Aim of the exercise:
List each line in which the string "Sunday" appears.

Extracted information:
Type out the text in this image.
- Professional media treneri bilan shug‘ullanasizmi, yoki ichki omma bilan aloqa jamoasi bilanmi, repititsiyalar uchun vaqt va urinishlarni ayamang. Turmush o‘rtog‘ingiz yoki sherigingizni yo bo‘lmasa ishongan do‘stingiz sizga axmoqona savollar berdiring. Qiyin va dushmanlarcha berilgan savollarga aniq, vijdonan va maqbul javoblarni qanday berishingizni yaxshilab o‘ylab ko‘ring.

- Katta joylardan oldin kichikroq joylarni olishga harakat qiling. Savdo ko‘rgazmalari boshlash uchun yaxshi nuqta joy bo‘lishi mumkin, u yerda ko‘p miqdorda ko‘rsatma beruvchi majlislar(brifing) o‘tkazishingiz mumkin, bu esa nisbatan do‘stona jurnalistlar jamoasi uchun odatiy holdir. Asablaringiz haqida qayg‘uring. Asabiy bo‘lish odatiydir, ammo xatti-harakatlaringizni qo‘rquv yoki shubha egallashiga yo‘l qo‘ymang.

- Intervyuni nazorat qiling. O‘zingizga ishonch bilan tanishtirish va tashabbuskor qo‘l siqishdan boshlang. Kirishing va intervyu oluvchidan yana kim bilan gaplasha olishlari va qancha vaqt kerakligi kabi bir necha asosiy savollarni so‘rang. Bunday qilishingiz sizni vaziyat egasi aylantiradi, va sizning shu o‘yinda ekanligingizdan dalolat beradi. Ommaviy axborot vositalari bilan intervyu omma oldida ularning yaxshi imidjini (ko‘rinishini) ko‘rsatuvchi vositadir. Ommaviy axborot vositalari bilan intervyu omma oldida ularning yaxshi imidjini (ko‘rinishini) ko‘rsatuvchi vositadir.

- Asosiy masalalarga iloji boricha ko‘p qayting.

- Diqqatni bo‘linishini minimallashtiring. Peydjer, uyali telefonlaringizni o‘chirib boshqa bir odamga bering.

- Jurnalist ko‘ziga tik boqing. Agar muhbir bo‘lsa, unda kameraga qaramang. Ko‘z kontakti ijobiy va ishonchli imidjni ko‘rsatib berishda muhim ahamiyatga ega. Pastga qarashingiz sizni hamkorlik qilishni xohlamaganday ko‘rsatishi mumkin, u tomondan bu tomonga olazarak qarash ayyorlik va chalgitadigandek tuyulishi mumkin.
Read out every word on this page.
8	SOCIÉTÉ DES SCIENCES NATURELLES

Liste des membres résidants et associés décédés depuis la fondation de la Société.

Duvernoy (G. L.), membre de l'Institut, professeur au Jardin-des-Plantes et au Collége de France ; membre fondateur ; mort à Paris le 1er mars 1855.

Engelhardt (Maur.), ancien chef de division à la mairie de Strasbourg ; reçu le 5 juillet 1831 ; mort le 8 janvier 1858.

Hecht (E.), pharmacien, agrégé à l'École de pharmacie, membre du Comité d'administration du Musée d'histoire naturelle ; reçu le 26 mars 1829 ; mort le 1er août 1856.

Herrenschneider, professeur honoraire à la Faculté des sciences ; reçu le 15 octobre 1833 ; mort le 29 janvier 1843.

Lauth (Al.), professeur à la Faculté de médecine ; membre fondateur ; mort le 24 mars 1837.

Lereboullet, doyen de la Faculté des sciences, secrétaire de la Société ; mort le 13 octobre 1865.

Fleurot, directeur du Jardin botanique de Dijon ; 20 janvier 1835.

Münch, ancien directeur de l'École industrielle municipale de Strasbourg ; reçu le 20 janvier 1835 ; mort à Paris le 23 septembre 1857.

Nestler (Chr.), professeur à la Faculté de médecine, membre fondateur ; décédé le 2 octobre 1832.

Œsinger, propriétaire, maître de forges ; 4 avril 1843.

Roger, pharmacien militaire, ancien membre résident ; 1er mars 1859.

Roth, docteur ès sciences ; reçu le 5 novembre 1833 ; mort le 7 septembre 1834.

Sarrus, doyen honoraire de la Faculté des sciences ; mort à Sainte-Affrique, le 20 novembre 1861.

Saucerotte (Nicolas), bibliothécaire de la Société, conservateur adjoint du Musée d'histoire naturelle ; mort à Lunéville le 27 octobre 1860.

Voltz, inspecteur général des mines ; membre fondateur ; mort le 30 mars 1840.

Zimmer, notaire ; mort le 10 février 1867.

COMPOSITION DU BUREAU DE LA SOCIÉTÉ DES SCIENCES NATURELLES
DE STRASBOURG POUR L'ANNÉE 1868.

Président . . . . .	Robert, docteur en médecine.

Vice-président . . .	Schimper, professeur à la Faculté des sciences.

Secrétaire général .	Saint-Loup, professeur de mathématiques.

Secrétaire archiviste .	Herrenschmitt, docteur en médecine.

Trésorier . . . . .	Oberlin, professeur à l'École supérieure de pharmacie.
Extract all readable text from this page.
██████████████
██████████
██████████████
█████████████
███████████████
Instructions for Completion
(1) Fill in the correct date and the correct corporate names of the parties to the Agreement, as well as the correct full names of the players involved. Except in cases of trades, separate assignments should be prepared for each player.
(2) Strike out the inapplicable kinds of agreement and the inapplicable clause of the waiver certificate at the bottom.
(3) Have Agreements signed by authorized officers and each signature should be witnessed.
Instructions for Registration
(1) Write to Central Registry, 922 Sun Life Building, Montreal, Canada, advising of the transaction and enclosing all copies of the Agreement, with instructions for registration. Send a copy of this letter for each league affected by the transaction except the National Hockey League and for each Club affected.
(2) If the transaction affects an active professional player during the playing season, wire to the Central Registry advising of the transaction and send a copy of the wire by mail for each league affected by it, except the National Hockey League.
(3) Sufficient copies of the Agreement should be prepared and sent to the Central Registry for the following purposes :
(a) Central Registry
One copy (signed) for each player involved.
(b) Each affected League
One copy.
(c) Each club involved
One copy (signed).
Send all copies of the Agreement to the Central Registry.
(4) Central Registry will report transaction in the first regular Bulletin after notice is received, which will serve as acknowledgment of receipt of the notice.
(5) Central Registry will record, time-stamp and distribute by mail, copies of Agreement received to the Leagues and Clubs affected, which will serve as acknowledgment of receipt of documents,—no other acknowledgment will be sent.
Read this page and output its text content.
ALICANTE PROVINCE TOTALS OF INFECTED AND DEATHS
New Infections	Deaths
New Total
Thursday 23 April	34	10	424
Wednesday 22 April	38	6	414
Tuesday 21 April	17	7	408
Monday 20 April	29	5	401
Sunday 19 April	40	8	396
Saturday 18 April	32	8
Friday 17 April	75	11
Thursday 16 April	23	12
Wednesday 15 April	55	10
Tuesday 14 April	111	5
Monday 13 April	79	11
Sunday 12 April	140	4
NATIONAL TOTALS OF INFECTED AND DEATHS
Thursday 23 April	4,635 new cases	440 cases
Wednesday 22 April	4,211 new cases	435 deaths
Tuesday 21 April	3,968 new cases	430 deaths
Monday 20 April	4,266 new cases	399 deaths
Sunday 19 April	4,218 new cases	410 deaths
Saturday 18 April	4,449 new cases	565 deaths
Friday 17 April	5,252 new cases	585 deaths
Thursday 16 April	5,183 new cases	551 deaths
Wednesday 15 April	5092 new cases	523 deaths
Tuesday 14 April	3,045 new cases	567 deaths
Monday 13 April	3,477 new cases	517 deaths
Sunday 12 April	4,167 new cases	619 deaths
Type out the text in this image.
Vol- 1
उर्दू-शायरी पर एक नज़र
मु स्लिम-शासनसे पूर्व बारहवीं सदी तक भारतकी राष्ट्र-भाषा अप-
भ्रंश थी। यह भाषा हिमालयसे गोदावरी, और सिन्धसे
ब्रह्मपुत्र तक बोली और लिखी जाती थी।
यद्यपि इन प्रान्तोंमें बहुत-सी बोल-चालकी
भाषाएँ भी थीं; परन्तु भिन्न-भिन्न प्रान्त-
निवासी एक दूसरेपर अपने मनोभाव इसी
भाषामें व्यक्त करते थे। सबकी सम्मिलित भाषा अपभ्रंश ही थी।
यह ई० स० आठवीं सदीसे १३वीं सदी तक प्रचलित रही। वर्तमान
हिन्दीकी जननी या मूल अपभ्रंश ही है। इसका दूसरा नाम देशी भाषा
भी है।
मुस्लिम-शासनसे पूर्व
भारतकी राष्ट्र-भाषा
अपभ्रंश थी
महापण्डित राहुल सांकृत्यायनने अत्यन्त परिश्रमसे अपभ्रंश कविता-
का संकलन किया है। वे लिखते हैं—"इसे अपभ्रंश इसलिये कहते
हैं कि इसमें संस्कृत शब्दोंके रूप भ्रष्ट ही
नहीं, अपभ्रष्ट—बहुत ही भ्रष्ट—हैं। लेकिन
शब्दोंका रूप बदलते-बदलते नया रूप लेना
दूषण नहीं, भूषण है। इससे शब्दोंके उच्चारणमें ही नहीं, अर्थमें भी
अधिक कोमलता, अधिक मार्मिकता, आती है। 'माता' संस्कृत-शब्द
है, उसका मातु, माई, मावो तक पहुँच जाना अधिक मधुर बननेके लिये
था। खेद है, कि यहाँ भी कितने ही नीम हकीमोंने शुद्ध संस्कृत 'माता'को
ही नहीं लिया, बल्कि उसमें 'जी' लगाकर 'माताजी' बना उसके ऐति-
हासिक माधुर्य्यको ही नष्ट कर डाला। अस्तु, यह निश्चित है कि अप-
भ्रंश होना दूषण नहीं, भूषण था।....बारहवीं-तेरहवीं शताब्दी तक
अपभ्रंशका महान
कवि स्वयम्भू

Full answer:
Sunday 19 April	40	8	396
Sunday 12 April	140	4
Sunday 19 April	4,218 new cases	410 deaths
Sunday 12 April	4,167 new cases	619 deaths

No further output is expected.